=== Records to process ===
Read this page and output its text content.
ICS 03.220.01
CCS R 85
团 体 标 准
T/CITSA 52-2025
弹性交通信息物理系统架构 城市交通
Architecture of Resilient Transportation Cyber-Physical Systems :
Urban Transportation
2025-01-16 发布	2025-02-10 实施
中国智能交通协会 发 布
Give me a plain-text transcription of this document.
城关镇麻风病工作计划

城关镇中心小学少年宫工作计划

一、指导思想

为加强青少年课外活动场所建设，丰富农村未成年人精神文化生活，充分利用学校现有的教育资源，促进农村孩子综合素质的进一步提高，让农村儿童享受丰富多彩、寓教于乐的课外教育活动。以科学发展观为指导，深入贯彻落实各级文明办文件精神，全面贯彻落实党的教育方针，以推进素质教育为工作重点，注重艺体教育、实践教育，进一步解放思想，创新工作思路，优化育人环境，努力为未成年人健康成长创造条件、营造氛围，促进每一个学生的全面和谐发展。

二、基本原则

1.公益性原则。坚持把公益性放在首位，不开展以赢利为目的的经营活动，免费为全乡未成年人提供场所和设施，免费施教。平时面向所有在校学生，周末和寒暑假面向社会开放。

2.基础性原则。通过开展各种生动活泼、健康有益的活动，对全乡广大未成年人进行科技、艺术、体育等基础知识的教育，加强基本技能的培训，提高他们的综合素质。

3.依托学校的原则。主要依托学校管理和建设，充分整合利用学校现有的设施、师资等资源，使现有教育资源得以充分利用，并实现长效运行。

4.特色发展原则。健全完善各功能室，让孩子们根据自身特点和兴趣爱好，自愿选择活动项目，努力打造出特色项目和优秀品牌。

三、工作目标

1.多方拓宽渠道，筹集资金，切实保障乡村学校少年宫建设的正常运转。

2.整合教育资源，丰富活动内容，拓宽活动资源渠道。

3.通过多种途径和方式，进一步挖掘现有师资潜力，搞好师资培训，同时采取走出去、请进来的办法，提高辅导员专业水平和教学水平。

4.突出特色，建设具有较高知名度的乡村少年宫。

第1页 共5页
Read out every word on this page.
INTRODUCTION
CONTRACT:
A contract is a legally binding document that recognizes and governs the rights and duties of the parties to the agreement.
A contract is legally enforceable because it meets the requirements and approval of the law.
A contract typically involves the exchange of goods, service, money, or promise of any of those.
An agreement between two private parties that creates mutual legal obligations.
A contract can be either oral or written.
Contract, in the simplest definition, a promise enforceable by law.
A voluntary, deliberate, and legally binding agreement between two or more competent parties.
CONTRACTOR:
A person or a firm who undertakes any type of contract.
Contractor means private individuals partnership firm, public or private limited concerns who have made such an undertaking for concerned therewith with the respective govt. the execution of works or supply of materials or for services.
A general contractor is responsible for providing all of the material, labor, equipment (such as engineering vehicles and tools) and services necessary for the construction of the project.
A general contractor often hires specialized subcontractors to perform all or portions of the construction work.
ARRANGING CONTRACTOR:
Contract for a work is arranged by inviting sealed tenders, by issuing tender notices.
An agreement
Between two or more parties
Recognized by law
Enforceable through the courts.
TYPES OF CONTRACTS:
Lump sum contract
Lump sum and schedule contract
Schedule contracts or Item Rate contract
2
===
Your task. Identify the lines in the entries that hold "document" and return each one.

Reply to the exercise.
Give me a plain-text transcription of this document.
A contract is a legally binding document that recognizes and governs the rights and duties of the parties to the agreement.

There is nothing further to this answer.